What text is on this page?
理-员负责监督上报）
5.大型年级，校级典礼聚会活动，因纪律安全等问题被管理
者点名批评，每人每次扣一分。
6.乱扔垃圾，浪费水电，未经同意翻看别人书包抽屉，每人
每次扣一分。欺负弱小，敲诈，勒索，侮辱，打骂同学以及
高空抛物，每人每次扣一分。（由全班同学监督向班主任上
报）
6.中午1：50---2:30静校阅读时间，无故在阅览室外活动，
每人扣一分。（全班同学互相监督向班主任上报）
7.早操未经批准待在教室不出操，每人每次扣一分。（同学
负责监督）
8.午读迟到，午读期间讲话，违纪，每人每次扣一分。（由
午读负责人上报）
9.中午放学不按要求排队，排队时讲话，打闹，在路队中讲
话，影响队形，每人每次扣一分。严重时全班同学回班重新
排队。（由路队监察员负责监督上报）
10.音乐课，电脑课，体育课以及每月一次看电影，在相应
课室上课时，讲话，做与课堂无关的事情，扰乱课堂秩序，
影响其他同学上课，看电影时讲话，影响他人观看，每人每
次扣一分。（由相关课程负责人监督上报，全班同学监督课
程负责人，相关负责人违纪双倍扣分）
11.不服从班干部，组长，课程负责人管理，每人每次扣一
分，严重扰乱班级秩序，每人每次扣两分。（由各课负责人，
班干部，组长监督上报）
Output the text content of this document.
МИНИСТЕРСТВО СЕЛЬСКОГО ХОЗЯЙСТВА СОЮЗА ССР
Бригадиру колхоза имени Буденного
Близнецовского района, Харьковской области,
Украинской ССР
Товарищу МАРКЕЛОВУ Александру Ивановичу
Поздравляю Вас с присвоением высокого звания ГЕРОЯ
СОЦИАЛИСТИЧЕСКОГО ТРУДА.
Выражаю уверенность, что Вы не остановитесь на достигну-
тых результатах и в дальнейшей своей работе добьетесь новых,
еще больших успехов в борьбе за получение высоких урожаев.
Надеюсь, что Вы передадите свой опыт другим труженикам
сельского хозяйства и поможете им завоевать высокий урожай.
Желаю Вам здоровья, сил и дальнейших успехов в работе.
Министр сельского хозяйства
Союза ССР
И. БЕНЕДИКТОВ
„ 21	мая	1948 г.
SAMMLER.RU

---*---

Reproduce the data in its entirety, matching each character.

What text is on this page?
理-员负责监督上报）
5.大型年级，校级典礼聚会活动，因纪律安全等问题被管理
者点名批评，每人每次扣一分。
6.乱扔垃圾，浪费水电，未经同意翻看别人书包抽屉，每人
每次扣一分。欺负弱小，敲诈，勒索，侮辱，打骂同学以及
高空抛物，每人每次扣一分。（由全班同学监督向班主任上
报）
6.中午1：50---2:30静校阅读时间，无故在阅览室外活动，
每人扣一分。（全班同学互相监督向班主任上报）
7.早操未经批准待在教室不出操，每人每次扣一分。（同学
负责监督）
8.午读迟到，午读期间讲话，违纪，每人每次扣一分。（由
午读负责人上报）
9.中午放学不按要求排队，排队时讲话，打闹，在路队中讲
话，影响队形，每人每次扣一分。严重时全班同学回班重新
排队。（由路队监察员负责监督上报）
10.音乐课，电脑课，体育课以及每月一次看电影，在相应
课室上课时，讲话，做与课堂无关的事情，扰乱课堂秩序，
影响其他同学上课，看电影时讲话，影响他人观看，每人每
次扣一分。（由相关课程负责人监督上报，全班同学监督课
程负责人，相关负责人违纪双倍扣分）
11.不服从班干部，组长，课程负责人管理，每人每次扣一
分，严重扰乱班级秩序，每人每次扣两分。（由各课负责人，
班干部，组长监督上报）
Output the text content of this document.
МИНИСТЕРСТВО СЕЛЬСКОГО ХОЗЯЙСТВА СОЮЗА ССР
Бригадиру колхоза имени Буденного
Близнецовского района, Харьковской области,
Украинской ССР
Товарищу МАРКЕЛОВУ Александру Ивановичу
Поздравляю Вас с присвоением высокого звания ГЕРОЯ
СОЦИАЛИСТИЧЕСКОГО ТРУДА.
Выражаю уверенность, что Вы не остановитесь на достигну-
тых результатах и в дальнейшей своей работе добьетесь новых,
еще больших успехов в борьбе за получение высоких урожаев.
Надеюсь, что Вы передадите свой опыт другим труженикам
сельского хозяйства и поможете им завоевать высокий урожай.
Желаю Вам здоровья, сил и дальнейших успехов в работе.
Министр сельского хозяйства
Союза ССР
И. БЕНЕДИКТОВ
„ 21	мая	1948 г.
SAMMLER.RU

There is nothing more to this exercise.